EXERCISE INSTRUCTIONS: Your task is to copy every line of the records below that contains "between".

ITEMS:
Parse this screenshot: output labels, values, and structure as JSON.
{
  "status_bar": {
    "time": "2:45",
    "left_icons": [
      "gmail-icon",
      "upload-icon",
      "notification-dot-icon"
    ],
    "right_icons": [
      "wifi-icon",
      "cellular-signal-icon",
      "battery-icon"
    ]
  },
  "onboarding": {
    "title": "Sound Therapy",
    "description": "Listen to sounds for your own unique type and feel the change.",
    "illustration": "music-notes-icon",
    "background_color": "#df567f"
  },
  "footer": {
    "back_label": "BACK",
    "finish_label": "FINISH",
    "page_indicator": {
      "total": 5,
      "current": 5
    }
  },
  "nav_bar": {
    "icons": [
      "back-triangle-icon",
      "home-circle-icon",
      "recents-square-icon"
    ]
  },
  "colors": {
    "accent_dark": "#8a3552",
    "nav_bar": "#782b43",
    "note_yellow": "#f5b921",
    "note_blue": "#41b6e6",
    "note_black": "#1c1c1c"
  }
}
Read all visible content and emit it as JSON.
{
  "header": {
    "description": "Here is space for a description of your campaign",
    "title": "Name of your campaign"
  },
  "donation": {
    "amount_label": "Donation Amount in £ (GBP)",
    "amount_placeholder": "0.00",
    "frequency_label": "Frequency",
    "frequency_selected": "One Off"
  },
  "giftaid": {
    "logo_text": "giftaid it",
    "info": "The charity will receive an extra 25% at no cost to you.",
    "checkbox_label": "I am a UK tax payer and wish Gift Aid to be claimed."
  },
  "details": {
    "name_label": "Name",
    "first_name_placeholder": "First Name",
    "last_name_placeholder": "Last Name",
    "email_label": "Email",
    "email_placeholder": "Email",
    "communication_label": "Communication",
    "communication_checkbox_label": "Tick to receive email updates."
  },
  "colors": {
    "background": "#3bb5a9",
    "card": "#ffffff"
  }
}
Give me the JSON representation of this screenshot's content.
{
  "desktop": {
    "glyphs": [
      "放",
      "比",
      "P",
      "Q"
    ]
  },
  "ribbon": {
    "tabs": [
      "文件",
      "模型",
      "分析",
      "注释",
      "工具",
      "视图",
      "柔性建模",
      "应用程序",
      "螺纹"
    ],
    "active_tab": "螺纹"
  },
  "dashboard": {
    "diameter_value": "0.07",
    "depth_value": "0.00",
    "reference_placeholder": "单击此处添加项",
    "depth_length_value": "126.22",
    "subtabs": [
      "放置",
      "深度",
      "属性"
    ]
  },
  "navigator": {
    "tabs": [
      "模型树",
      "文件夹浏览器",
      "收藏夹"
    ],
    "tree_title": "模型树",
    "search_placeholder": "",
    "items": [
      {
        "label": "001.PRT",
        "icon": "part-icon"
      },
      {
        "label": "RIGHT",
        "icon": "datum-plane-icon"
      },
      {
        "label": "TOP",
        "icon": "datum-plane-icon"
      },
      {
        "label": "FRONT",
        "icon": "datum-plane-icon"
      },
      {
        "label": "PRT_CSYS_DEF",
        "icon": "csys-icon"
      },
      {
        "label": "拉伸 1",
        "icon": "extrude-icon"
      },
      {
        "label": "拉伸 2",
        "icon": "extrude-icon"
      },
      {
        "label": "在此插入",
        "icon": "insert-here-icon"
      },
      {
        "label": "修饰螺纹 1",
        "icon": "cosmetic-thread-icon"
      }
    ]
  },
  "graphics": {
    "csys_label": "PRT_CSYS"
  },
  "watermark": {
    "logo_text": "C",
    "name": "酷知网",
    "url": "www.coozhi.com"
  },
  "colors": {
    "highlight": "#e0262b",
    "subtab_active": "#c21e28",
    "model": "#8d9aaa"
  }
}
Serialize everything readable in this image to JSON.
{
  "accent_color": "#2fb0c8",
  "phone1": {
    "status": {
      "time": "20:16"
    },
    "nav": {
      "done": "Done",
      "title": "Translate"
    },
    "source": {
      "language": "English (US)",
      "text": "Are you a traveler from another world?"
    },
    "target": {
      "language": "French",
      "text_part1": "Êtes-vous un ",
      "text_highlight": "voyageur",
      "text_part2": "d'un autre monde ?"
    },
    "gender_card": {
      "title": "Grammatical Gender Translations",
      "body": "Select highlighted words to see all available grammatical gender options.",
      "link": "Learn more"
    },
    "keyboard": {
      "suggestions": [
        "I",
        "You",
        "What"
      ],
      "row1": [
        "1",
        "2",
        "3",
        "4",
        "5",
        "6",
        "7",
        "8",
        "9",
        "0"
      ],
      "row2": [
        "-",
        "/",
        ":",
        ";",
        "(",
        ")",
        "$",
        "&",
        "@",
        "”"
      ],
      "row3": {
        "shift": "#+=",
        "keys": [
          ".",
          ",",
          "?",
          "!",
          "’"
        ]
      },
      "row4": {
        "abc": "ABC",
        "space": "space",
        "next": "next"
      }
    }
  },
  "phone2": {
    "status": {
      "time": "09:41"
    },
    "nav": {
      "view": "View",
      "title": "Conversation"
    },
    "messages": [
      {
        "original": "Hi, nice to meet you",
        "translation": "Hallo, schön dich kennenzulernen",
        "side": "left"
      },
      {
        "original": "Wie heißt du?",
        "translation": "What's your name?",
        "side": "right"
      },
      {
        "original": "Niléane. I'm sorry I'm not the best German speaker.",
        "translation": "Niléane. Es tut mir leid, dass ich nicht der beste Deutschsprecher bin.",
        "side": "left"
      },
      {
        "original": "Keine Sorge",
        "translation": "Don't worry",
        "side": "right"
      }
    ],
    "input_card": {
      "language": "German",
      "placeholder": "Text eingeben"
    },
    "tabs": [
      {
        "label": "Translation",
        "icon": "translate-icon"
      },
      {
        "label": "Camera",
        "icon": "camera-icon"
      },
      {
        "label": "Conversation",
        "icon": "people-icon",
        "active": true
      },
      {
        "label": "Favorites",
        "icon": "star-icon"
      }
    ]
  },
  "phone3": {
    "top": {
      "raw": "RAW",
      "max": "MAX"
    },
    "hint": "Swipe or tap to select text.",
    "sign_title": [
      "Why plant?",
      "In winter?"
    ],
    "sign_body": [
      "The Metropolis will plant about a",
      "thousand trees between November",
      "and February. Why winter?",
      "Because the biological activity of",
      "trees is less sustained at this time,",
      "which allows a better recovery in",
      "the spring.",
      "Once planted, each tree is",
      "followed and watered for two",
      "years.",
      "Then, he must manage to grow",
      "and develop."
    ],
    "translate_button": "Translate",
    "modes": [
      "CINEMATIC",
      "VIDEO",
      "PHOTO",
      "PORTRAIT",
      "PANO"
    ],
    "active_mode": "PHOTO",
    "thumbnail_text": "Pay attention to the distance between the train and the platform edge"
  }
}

ANSWER IN FULL:
      "thousand trees between November",
    "thumbnail_text": "Pay attention to the distance between the train and the platform edge"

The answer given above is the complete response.